**The request**
Spot every line with the word "JSON" and return it.

**Recorded information**
- - -
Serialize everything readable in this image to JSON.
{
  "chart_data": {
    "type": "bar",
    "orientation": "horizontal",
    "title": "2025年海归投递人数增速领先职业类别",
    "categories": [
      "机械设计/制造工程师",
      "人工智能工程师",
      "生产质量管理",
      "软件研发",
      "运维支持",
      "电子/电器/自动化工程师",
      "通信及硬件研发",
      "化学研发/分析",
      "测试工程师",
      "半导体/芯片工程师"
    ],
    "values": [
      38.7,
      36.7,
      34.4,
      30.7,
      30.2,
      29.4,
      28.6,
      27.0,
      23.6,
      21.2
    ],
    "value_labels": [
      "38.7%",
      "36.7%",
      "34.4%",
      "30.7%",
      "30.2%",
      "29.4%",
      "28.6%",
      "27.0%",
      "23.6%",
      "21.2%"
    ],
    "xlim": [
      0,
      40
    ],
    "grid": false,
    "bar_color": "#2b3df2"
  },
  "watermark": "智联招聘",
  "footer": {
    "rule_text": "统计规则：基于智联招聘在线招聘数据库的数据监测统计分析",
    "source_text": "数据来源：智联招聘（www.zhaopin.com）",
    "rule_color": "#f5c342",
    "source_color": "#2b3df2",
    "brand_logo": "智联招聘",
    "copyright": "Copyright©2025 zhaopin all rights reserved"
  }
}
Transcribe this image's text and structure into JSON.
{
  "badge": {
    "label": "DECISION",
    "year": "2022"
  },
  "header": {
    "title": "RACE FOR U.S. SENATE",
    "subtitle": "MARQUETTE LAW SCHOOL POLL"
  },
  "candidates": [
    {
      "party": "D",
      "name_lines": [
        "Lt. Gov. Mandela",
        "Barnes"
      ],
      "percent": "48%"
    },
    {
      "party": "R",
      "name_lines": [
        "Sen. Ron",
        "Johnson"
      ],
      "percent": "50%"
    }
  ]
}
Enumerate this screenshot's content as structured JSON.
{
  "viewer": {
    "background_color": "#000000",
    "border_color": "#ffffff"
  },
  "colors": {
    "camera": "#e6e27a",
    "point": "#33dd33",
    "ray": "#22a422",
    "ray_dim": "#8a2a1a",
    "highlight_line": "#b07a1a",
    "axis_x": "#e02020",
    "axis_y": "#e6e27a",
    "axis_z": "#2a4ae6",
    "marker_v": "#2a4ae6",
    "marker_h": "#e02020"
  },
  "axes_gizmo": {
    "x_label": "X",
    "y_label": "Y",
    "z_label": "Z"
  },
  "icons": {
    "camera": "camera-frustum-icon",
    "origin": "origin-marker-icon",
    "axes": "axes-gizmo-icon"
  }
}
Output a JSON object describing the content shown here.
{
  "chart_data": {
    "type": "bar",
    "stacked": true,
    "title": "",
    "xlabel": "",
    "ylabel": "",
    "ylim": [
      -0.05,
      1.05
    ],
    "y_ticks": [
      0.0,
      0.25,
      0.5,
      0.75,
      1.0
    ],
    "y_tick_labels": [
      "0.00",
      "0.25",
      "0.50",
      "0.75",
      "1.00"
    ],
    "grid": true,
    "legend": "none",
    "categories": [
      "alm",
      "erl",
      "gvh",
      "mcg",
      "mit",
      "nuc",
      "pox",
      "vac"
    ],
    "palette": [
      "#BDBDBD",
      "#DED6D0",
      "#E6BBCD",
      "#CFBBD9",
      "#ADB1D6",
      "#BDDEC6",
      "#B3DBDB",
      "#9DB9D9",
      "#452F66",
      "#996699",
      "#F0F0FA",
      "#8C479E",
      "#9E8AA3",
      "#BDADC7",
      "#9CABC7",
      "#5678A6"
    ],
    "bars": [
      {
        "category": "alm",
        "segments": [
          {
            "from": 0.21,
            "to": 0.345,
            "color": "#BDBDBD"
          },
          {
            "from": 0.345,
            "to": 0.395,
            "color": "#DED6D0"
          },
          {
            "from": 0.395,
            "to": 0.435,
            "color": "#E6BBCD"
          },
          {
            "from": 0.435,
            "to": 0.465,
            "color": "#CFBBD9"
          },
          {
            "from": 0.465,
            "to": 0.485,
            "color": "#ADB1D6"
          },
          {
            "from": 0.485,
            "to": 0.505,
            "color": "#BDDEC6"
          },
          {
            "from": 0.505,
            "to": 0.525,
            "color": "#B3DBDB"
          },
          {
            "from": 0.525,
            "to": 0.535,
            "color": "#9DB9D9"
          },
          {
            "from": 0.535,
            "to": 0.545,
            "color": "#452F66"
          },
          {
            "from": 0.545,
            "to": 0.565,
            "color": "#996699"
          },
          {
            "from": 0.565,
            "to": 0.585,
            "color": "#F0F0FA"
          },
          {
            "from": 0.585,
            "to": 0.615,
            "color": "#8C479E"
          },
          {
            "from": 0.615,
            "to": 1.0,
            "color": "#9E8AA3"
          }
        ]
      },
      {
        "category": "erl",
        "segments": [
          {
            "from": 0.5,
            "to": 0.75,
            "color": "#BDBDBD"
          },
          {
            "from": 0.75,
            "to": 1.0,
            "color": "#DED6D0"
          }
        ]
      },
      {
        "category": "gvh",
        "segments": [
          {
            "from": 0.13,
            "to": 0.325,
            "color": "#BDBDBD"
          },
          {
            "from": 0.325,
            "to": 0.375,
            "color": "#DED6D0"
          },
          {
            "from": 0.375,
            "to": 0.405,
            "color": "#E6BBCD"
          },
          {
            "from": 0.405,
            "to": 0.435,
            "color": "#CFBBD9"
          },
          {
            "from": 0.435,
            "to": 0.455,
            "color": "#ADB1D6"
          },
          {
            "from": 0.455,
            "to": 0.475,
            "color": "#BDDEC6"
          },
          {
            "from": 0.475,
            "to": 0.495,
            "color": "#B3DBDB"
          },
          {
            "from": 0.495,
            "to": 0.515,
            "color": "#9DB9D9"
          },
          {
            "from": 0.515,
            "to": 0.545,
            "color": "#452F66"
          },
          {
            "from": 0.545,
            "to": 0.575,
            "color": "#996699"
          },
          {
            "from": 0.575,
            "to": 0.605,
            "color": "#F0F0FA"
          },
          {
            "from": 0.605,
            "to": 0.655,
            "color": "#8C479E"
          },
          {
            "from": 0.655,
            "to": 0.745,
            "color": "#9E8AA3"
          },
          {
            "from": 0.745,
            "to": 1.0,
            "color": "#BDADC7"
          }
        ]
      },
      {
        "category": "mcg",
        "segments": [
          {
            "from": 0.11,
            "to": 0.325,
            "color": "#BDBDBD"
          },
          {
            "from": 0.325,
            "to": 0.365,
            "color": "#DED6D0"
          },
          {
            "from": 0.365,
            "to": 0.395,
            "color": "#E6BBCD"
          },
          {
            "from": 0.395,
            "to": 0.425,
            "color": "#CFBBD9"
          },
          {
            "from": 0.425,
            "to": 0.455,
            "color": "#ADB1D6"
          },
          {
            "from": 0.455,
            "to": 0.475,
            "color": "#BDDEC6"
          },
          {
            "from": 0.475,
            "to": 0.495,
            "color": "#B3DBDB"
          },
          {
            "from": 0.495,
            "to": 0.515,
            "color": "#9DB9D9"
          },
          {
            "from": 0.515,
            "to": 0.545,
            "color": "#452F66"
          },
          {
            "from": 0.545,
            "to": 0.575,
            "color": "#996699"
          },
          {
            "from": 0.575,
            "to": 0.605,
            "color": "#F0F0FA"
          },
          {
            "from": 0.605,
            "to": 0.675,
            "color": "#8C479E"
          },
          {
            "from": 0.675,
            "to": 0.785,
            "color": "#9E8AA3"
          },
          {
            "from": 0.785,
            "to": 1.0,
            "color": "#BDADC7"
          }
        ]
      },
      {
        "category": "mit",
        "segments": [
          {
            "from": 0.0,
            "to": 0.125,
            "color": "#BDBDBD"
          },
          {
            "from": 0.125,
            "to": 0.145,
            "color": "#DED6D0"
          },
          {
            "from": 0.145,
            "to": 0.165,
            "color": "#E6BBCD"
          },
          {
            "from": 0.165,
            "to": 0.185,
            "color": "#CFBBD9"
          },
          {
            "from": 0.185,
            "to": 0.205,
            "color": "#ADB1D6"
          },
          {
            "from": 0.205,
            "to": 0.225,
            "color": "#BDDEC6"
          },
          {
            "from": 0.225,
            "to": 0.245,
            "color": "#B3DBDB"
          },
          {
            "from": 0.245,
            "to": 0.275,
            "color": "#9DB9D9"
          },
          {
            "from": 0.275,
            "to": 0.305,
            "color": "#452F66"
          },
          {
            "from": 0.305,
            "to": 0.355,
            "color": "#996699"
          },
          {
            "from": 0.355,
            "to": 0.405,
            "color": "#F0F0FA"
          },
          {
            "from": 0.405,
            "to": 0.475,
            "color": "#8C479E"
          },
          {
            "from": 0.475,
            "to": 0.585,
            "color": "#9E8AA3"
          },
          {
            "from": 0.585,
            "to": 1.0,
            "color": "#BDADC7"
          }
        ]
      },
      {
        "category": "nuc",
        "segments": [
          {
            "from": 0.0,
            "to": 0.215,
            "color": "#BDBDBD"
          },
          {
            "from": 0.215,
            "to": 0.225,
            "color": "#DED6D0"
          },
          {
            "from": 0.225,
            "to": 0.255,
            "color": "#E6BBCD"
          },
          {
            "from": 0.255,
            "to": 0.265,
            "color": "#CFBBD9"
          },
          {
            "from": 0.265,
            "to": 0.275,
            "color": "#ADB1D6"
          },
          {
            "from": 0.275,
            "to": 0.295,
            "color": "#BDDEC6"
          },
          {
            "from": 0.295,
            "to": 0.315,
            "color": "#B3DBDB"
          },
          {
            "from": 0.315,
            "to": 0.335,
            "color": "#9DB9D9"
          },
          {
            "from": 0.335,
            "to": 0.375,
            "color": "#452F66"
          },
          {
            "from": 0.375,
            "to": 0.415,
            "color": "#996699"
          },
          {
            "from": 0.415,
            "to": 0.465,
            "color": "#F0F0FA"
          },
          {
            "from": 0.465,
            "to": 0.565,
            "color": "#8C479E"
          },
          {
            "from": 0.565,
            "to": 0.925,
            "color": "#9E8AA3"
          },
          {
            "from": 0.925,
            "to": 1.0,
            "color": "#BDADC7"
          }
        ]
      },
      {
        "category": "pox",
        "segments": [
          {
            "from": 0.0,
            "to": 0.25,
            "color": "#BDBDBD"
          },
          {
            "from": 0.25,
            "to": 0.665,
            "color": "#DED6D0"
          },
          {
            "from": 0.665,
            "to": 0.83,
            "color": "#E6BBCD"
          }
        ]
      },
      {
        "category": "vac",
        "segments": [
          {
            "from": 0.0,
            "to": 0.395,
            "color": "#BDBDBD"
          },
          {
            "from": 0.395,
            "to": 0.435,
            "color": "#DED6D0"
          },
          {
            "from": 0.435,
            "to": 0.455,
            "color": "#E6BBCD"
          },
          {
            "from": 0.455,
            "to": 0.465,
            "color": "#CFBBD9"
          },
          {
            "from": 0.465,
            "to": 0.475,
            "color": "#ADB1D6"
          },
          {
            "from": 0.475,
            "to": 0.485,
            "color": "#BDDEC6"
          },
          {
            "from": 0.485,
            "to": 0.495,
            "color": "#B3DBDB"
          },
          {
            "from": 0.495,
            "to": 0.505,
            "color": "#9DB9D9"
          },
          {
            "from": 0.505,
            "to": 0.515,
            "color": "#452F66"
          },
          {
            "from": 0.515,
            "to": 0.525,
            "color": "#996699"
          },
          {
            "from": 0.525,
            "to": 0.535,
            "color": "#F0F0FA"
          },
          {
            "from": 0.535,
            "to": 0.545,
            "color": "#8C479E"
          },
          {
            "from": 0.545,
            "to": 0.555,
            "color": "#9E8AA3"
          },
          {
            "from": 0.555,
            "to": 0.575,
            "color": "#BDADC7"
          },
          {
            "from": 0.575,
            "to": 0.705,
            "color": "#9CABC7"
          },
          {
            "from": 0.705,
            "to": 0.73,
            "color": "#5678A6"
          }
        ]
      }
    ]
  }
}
- - -
**Answer to the task**
Serialize everything readable in this image to JSON.
Transcribe this image's text and structure into JSON.
Enumerate this screenshot's content as structured JSON.
Output a JSON object describing the content shown here.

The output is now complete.